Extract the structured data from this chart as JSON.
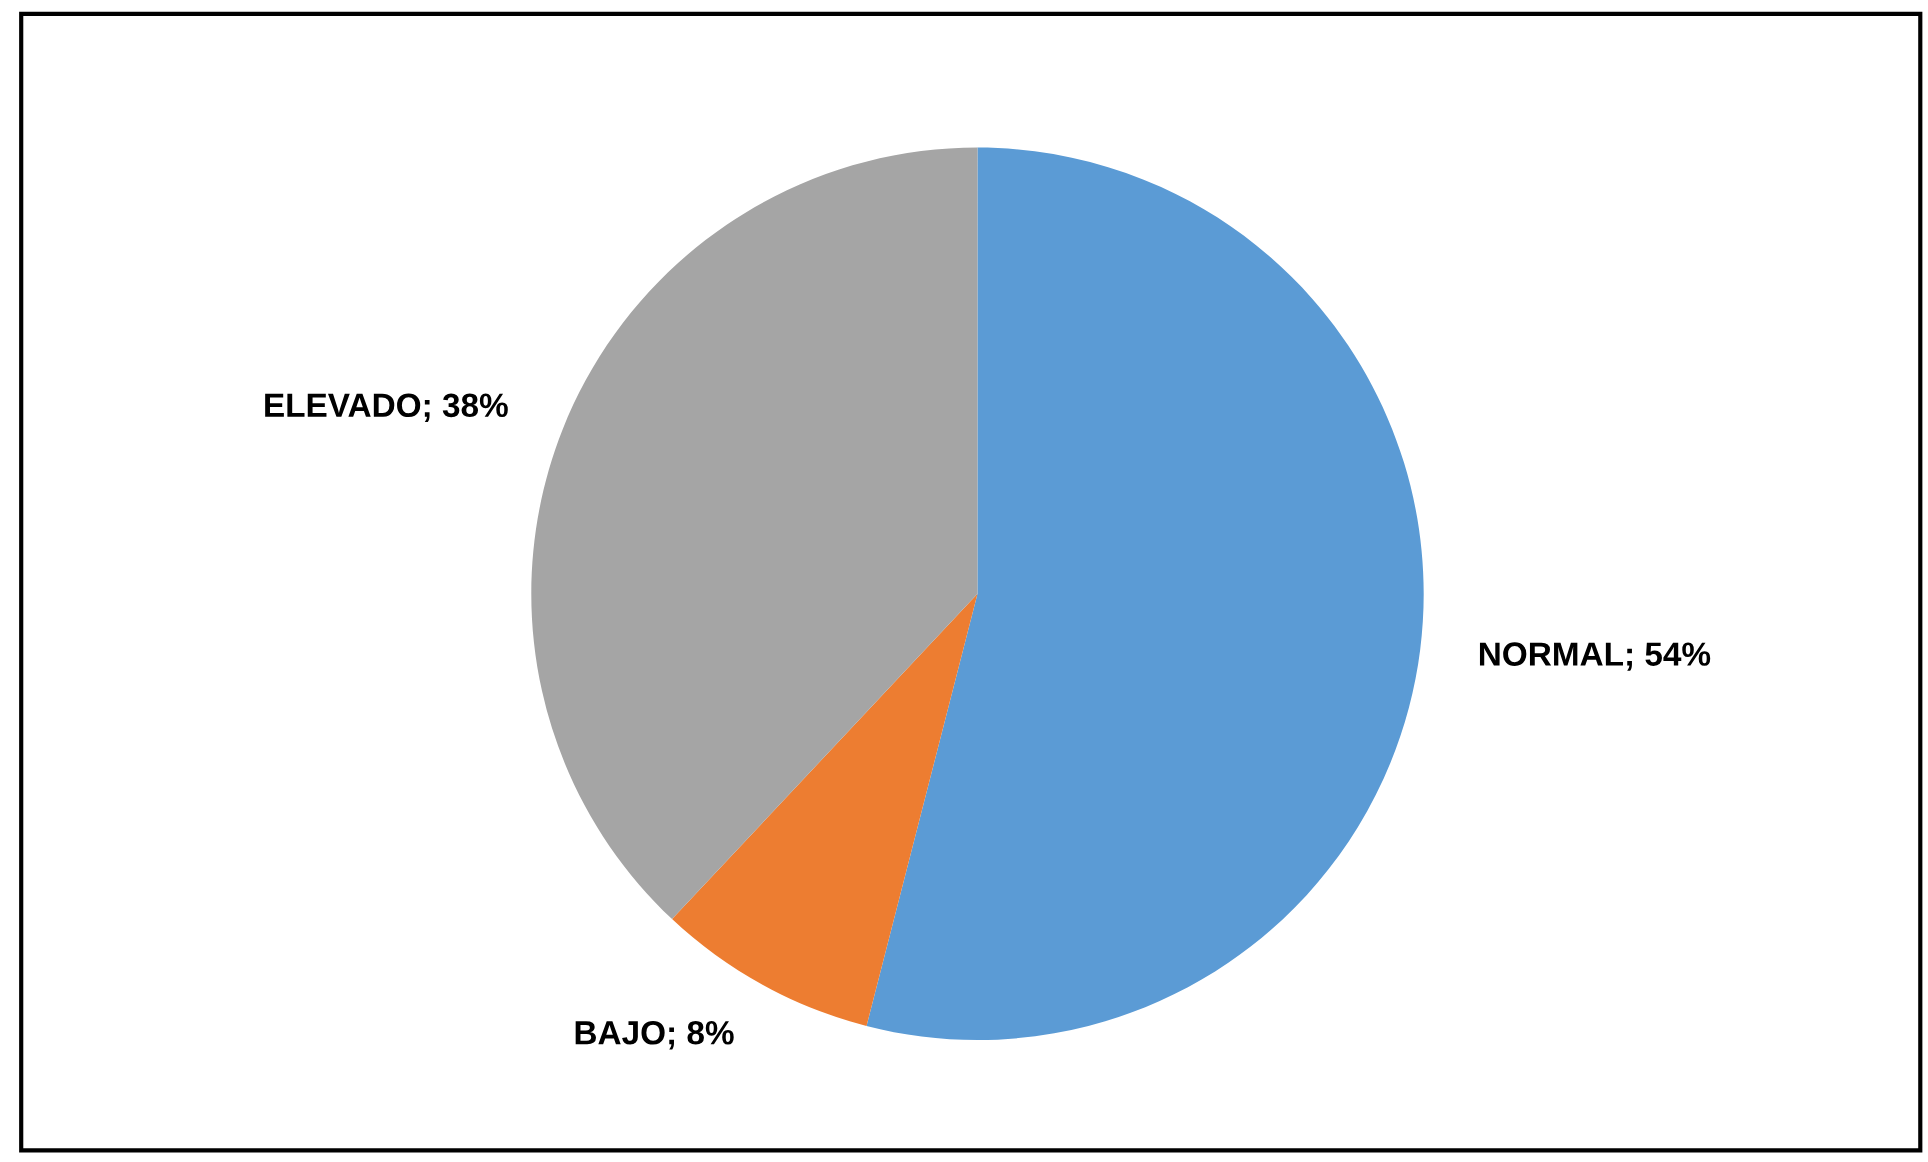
{
  "chart_data": {
    "type": "pie",
    "categories": [
      "NORMAL",
      "BAJO",
      "ELEVADO"
    ],
    "values": [
      54,
      8,
      38
    ],
    "colors": [
      "#5b9bd5",
      "#ed7d31",
      "#a5a5a5"
    ],
    "value_labels": [
      "54%",
      "8%",
      "38%"
    ],
    "legend": false
  }
}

SHORT PROBLEM >> Repeat the data exactly in full, omitting its pictures.

RESULT OF THIS TASK >>
Extract the structured data from this chart as JSON.
{
  "chart_data": {
    "type": "pie",
    "categories": [
      "NORMAL",
      "BAJO",
      "ELEVADO"
    ],
    "values": [
      54,
      8,
      38
    ],
    "colors": [
      "#5b9bd5",
      "#ed7d31",
      "#a5a5a5"
    ],
    "value_labels": [
      "54%",
      "8%",
      "38%"
    ],
    "legend": false
  }
}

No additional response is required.